(Data listing)

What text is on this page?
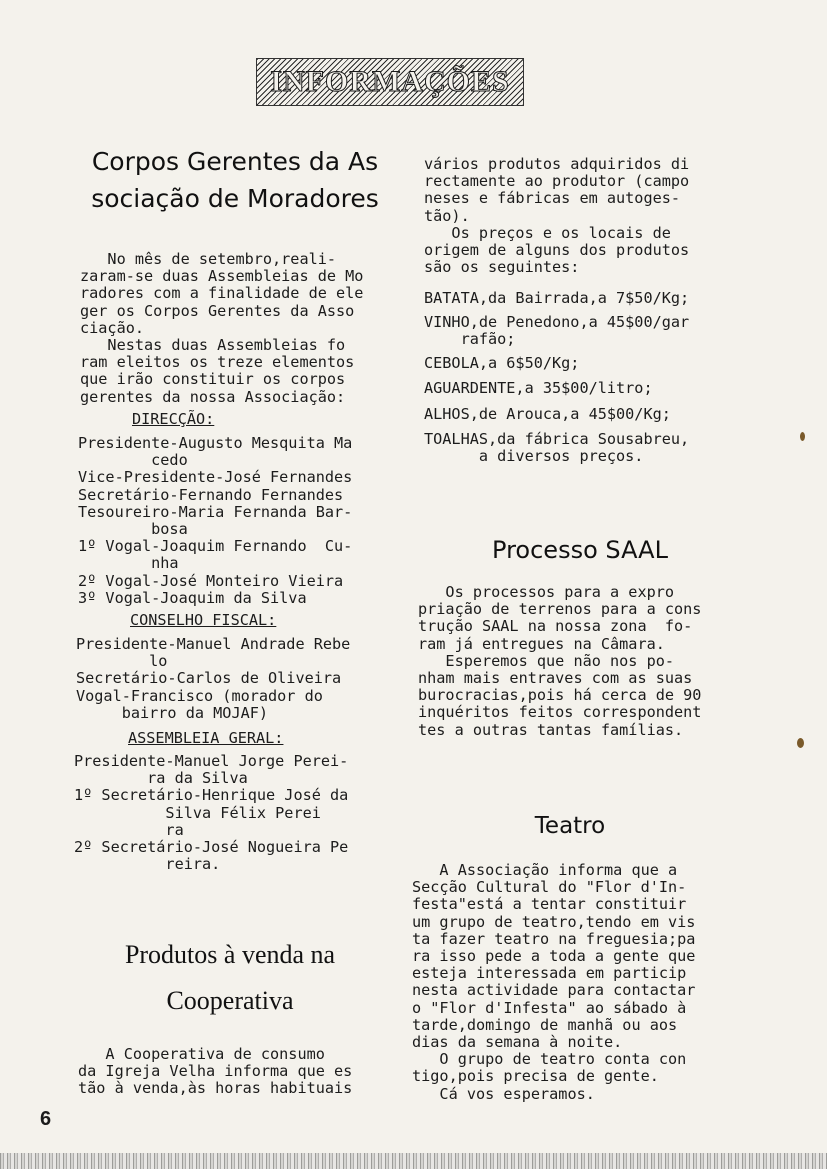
INFORMAÇÕES
Corpos Gerentes da As
sociação de Moradores
No mês de setembro,reali-
zaram-se duas Assembleias de Mo
radores com a finalidade de ele
ger os Corpos Gerentes da Asso
ciação.
Nestas duas Assembleias fo
ram eleitos os treze elementos
que irão constituir os corpos
gerentes da nossa Associação:
DIRECÇÃO:
Presidente-Augusto Mesquita Ma
cedo
Vice-Presidente-José Fernandes
Secretário-Fernando Fernandes
Tesoureiro-Maria Fernanda Bar-
bosa
1º Vogal-Joaquim Fernando  Cu-
nha
2º Vogal-José Monteiro Vieira
3º Vogal-Joaquim da Silva
CONSELHO FISCAL:
Presidente-Manuel Andrade Rebe
lo
Secretário-Carlos de Oliveira
Vogal-Francisco (morador do
bairro da MOJAF)
ASSEMBLEIA GERAL:
Presidente-Manuel Jorge Perei-
ra da Silva
1º Secretário-Henrique José da
Silva Félix Perei
ra
2º Secretário-José Nogueira Pe
reira.
Produtos à venda na
Cooperativa
A Cooperativa de consumo
da Igreja Velha informa que es
tão à venda,às horas habituais
vários produtos adquiridos di
rectamente ao produtor (campo
neses e fábricas em autoges-
tão).
Os preços e os locais de
origem de alguns dos produtos
são os seguintes:
BATATA,da Bairrada,a 7$50/Kg;
VINHO,de Penedono,a 45$00/gar
rafão;
CEBOLA,a 6$50/Kg;
AGUARDENTE,a 35$00/litro;
ALHOS,de Arouca,a 45$00/Kg;
TOALHAS,da fábrica Sousabreu,
a diversos preços.
Processo SAAL
Os processos para a expro
priação de terrenos para a cons
trução SAAL na nossa zona  fo-
ram já entregues na Câmara.
Esperemos que não nos po-
nham mais entraves com as suas
burocracias,pois há cerca de 90
inquéritos feitos correspondent
tes a outras tantas famílias.
Teatro
A Associação informa que a
Secção Cultural do "Flor d'In-
festa"está a tentar constituir
um grupo de teatro,tendo em vis
ta fazer teatro na freguesia;pa
ra isso pede a toda a gente que
esteja interessada em particip
nesta actividade para contactar
o "Flor d'Infesta" ao sábado à
tarde,domingo de manhã ou aos
dias da semana à noite.
O grupo de teatro conta con
tigo,pois precisa de gente.
Cá vos esperamos.
6
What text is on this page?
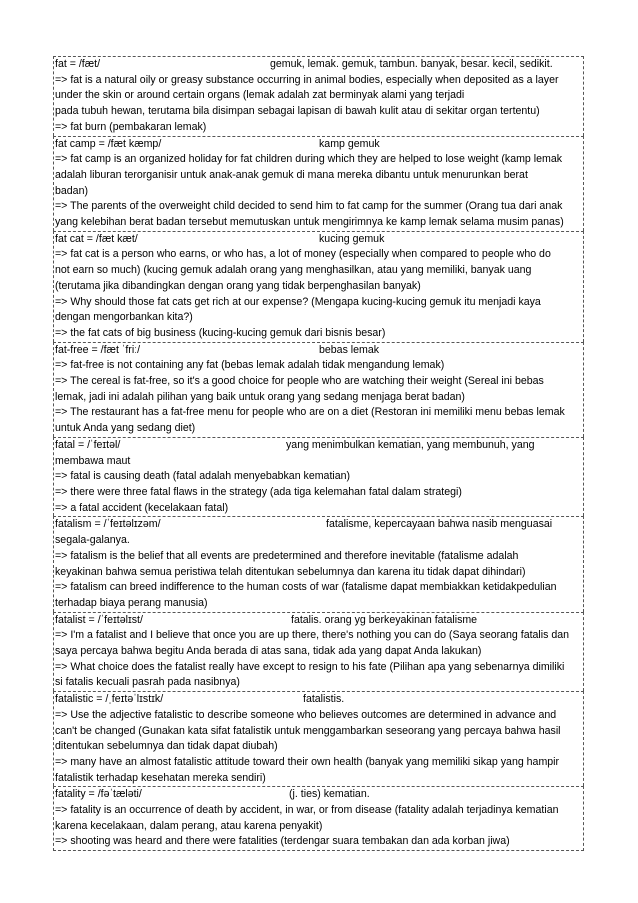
fat = /fæt/	gemuk, lemak. gemuk, tambun. banyak, besar. kecil, sedikit.
=> fat is a natural oily or greasy substance occurring in animal bodies, especially when deposited as a layer
under the skin or around certain organs (lemak adalah zat berminyak alami yang terjadi
pada tubuh hewan, terutama bila disimpan sebagai lapisan di bawah kulit atau di sekitar organ tertentu)
=> fat burn (pembakaran lemak)
fat camp = /fæt kæmp/	kamp gemuk
=> fat camp is an organized holiday for fat children during which they are helped to lose weight (kamp lemak
adalah liburan terorganisir untuk anak-anak gemuk di mana mereka dibantu untuk menurunkan berat
badan)
=> The parents of the overweight child decided to send him to fat camp for the summer (Orang tua dari anak
yang kelebihan berat badan tersebut memutuskan untuk mengirimnya ke kamp lemak selama musim panas)
fat cat = /fæt kæt/	kucing gemuk
=> fat cat is a person who earns, or who has, a lot of money (especially when compared to people who do
not earn so much) (kucing gemuk adalah orang yang menghasilkan, atau yang memiliki, banyak uang
(terutama jika dibandingkan dengan orang yang tidak berpenghasilan banyak)
=> Why should those fat cats get rich at our expense? (Mengapa kucing-kucing gemuk itu menjadi kaya
dengan mengorbankan kita?)
=> the fat cats of big business (kucing-kucing gemuk dari bisnis besar)
fat-free = /fæt ˈfriː/	bebas lemak
=> fat-free is not containing any fat (bebas lemak adalah tidak mengandung lemak)
=> The cereal is fat-free, so it's a good choice for people who are watching their weight (Sereal ini bebas
lemak, jadi ini adalah pilihan yang baik untuk orang yang sedang menjaga berat badan)
=> The restaurant has a fat-free menu for people who are on a diet (Restoran ini memiliki menu bebas lemak
untuk Anda yang sedang diet)
fatal = /ˈfeɪtəl/	yang menimbulkan kematian, yang membunuh, yang
membawa maut
=> fatal is causing death (fatal adalah menyebabkan kematian)
=> there were three fatal flaws in the strategy (ada tiga kelemahan fatal dalam strategi)
=> a fatal accident (kecelakaan fatal)
fatalism = /ˈfeɪtəlɪzəm/	fatalisme, kepercayaan bahwa nasib menguasai
segala-galanya.
=> fatalism is the belief that all events are predetermined and therefore inevitable (fatalisme adalah
keyakinan bahwa semua peristiwa telah ditentukan sebelumnya dan karena itu tidak dapat dihindari)
=> fatalism can breed indifference to the human costs of war (fatalisme dapat membiakkan ketidakpedulian
terhadap biaya perang manusia)
fatalist = /ˈfeɪtəlɪst/	fatalis. orang yg berkeyakinan fatalisme
=> I'm a fatalist and I believe that once you are up there, there's nothing you can do (Saya seorang fatalis dan
saya percaya bahwa begitu Anda berada di atas sana, tidak ada yang dapat Anda lakukan)
=> What choice does the fatalist really have except to resign to his fate (Pilihan apa yang sebenarnya dimiliki
si fatalis kecuali pasrah pada nasibnya)
fatalistic = /ˌfeɪtəˈlɪstɪk/	fatalistis.
=> Use the adjective fatalistic to describe someone who believes outcomes are determined in advance and
can't be changed (Gunakan kata sifat fatalistik untuk menggambarkan seseorang yang percaya bahwa hasil
ditentukan sebelumnya dan tidak dapat diubah)
=> many have an almost fatalistic attitude toward their own health (banyak yang memiliki sikap yang hampir
fatalistik terhadap kesehatan mereka sendiri)
fatality = /fəˈtæləti/	(j. ties) kematian.
=> fatality is an occurrence of death by accident, in war, or from disease (fatality adalah terjadinya kematian
karena kecelakaan, dalam perang, atau karena penyakit)
=> shooting was heard and there were fatalities (terdengar suara tembakan dan ada korban jiwa)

● **Description of the task**:
Read the entries and show each line that mentions "kecelakaan".

● **Solution for this exercise**:
=> a fatal accident (kecelakaan fatal)
karena kecelakaan, dalam perang, atau karena penyakit)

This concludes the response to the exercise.